> **Exercise aim**: Output the lines between the line containing "grid-line xyxy=(432,33,434,1171)" and the line containing "y-tick xyxy=(260,1170,269,1172)", inclusive, reproducing each one exactly.

> **Record set**:
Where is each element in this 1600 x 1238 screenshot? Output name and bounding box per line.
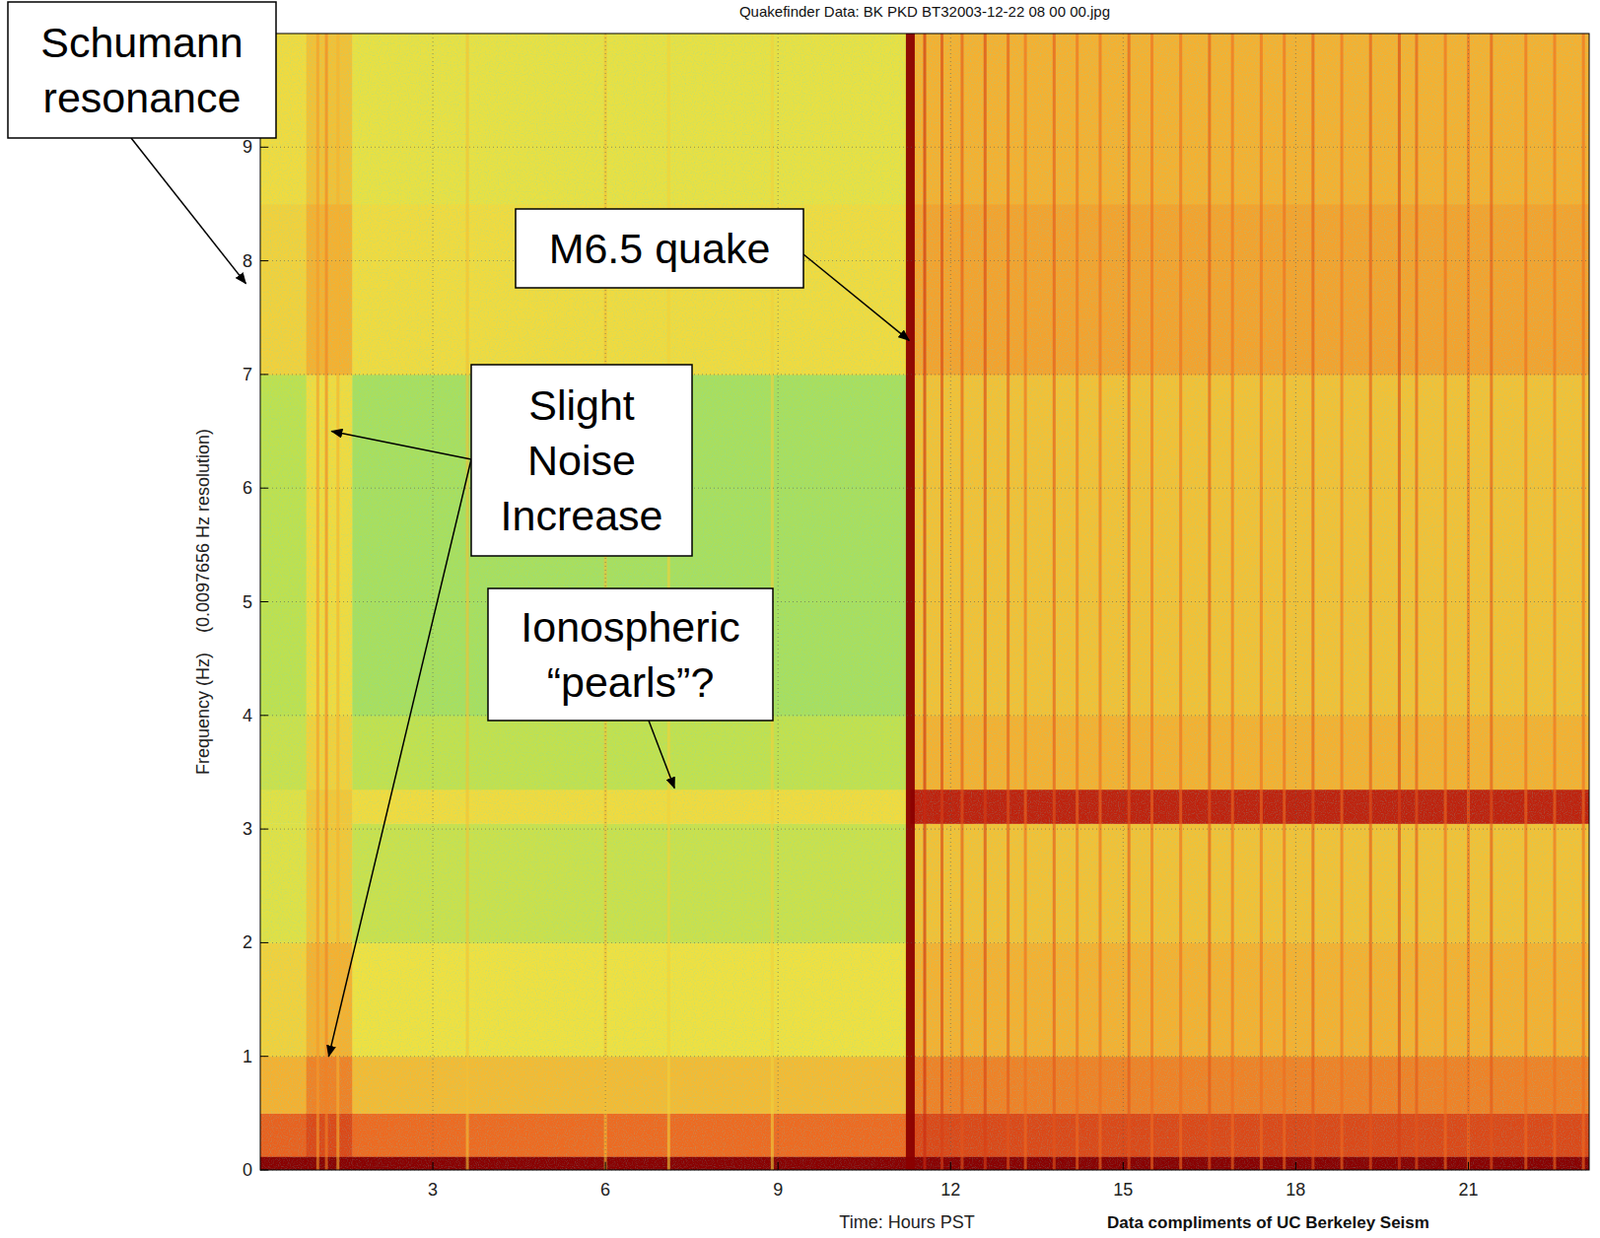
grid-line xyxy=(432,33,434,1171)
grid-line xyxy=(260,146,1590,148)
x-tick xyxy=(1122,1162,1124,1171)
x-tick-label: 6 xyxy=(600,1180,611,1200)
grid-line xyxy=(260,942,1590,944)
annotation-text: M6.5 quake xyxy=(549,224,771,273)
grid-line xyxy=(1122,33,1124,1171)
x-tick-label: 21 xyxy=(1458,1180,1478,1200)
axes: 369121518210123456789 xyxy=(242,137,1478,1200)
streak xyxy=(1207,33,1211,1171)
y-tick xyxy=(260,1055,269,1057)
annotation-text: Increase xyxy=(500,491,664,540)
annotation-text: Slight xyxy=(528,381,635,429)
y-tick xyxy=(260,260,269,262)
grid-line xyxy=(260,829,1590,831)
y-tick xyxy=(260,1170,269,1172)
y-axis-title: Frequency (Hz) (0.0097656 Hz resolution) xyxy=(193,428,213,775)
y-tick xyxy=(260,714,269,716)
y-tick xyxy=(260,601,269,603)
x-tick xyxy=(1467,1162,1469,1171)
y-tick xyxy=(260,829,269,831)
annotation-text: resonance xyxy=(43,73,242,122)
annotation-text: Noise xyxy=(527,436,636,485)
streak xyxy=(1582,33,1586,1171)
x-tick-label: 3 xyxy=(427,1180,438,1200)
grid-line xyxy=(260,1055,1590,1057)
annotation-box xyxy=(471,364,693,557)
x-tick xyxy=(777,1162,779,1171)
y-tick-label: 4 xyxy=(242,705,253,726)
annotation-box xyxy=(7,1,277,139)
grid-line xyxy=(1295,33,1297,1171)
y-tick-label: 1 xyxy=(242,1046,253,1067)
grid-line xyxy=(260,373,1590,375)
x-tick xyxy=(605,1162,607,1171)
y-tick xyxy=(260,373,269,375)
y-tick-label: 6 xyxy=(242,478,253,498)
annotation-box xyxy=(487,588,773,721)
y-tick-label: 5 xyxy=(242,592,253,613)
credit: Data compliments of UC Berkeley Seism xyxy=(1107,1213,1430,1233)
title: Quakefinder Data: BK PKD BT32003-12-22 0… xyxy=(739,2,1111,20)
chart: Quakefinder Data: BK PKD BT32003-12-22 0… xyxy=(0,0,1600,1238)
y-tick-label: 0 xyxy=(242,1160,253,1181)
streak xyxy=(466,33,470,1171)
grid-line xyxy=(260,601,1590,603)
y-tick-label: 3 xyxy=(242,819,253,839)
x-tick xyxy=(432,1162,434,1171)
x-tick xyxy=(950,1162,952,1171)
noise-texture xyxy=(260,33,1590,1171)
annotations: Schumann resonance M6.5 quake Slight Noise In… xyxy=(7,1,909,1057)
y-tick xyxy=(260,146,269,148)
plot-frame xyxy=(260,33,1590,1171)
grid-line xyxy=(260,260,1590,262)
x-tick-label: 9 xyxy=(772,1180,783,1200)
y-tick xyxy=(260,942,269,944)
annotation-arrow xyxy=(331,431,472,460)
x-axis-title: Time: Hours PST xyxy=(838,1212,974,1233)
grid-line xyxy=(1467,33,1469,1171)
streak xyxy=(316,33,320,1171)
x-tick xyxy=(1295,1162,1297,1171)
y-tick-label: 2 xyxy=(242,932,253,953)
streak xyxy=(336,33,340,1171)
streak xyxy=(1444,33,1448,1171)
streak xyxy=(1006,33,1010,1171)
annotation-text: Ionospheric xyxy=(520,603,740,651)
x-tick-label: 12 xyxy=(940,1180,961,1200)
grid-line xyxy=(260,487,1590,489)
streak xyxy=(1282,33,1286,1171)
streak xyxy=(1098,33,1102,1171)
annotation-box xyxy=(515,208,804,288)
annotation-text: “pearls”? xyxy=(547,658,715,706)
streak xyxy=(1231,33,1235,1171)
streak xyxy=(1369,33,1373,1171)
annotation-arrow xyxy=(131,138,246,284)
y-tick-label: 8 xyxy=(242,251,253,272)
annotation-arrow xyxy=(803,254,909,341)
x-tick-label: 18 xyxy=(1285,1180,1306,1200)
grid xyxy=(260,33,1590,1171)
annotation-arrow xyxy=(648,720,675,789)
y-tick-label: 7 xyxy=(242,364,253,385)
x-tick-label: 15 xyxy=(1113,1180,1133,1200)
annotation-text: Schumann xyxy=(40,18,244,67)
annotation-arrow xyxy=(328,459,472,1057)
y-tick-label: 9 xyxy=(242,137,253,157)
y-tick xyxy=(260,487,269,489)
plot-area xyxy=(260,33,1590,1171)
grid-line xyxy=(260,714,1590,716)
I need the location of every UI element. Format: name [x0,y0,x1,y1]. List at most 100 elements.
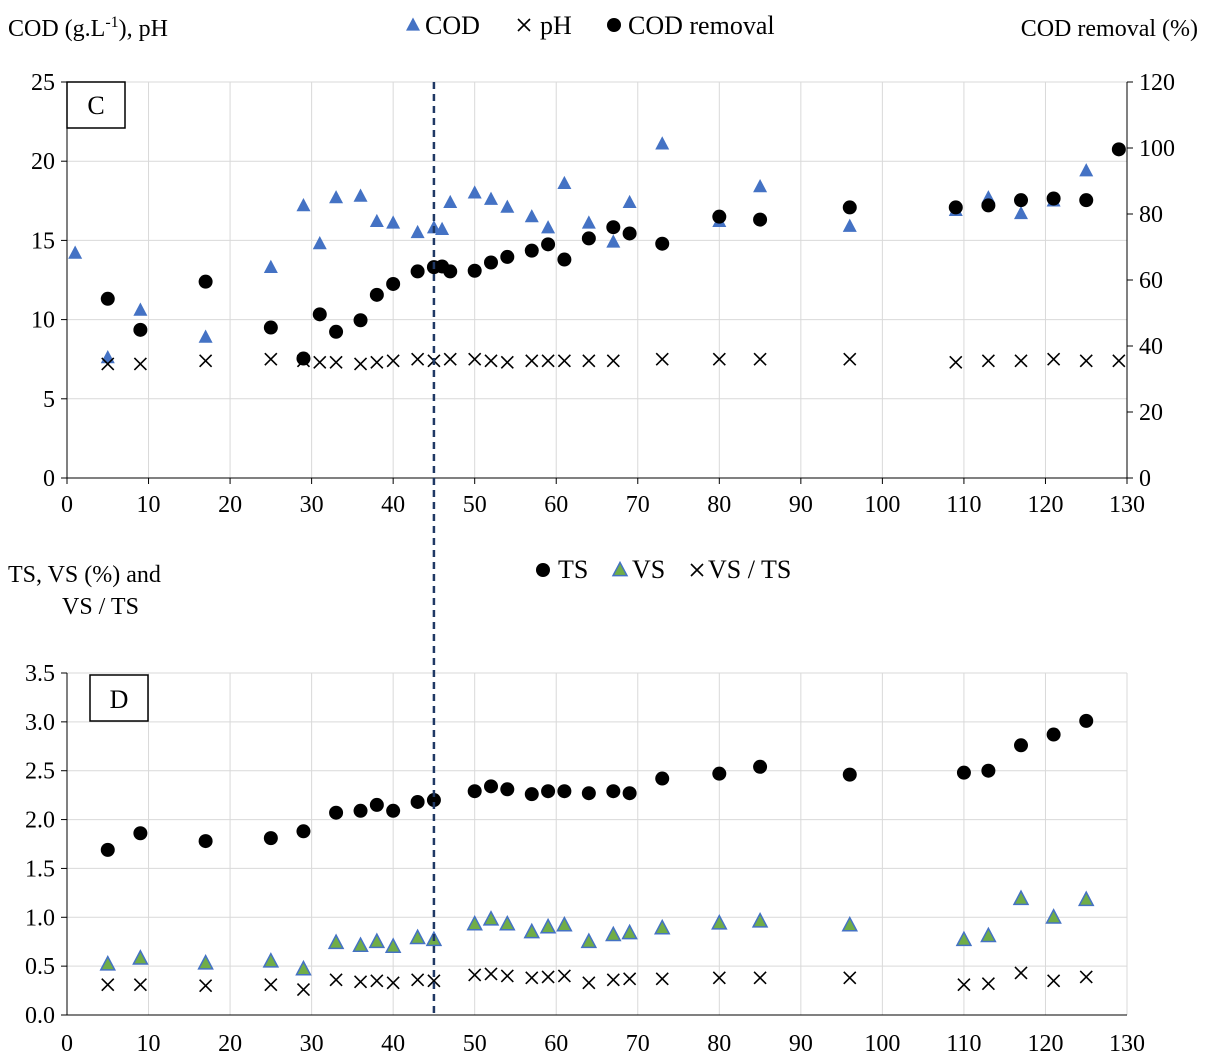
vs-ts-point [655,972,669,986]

> **Answer to this task**:
grid-line xyxy=(432,33,434,1171)
grid-line xyxy=(260,146,1590,148)
x-tick xyxy=(1122,1162,1124,1171)
x-tick-label: 6 xyxy=(600,1180,611,1200)
grid-line xyxy=(260,942,1590,944)
annotation-text: M6.5 quake xyxy=(549,224,771,273)
grid-line xyxy=(1122,33,1124,1171)
x-tick-label: 21 xyxy=(1458,1180,1478,1200)
axes: 369121518210123456789 xyxy=(242,137,1478,1200)
streak xyxy=(1207,33,1211,1171)
y-tick xyxy=(260,1055,269,1057)
annotation-text: Increase xyxy=(500,491,664,540)
annotation-text: Slight xyxy=(528,381,635,429)
y-tick xyxy=(260,260,269,262)
grid-line xyxy=(260,829,1590,831)
y-tick xyxy=(260,1170,269,1172)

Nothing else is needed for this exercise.